- _MATERIAL FOR THE TASK_:
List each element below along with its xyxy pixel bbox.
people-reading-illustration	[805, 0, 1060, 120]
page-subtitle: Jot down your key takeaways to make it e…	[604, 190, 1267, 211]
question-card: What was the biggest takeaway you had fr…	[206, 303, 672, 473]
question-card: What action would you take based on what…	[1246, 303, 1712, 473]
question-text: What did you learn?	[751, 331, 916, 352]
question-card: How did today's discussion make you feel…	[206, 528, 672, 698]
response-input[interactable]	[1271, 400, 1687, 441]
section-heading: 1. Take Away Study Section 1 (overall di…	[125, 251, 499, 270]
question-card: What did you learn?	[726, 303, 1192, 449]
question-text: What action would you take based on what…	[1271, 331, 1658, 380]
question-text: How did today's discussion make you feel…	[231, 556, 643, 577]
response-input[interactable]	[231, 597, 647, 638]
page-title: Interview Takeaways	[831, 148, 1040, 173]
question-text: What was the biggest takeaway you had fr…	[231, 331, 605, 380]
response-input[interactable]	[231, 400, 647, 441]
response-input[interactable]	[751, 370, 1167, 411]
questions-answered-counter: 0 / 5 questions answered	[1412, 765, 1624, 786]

- _STATED TASK_:
Convert each of the lines above into an entry in a JSON list of strings, with one string per line and any blank lines omitted.

- _CORRECT RESULT_:
[
  "List each element below along with its xyxy pixel bbox.",
  "people-reading-illustration\t[805, 0, 1060, 120]",
  "page-subtitle: Jot down your key takeaways to make it e…\t[604, 190, 1267, 211]",
  "question-card: What was the biggest takeaway you had fr…\t[206, 303, 672, 473]",
  "question-card: What action would you take based on what…\t[1246, 303, 1712, 473]",
  "question-text: What did you learn?\t[751, 331, 916, 352]",
  "question-card: How did today's discussion make you feel…\t[206, 528, 672, 698]",
  "response-input[interactable]\t[1271, 400, 1687, 441]",
  "section-heading: 1. Take Away Study Section 1 (overall di…\t[125, 251, 499, 270]",
  "question-card: What did you learn?\t[726, 303, 1192, 449]",
  "question-text: What action would you take based on what…\t[1271, 331, 1658, 380]",
  "question-text: How did today's discussion make you feel…\t[231, 556, 643, 577]",
  "response-input[interactable]\t[231, 597, 647, 638]",
  "page-title: Interview Takeaways\t[831, 148, 1040, 173]",
  "question-text: What was the biggest takeaway you had fr…\t[231, 331, 605, 380]",
  "response-input[interactable]\t[231, 400, 647, 441]",
  "response-input[interactable]\t[751, 370, 1167, 411]",
  "questions-answered-counter: 0 / 5 questions answered\t[1412, 765, 1624, 786]"
]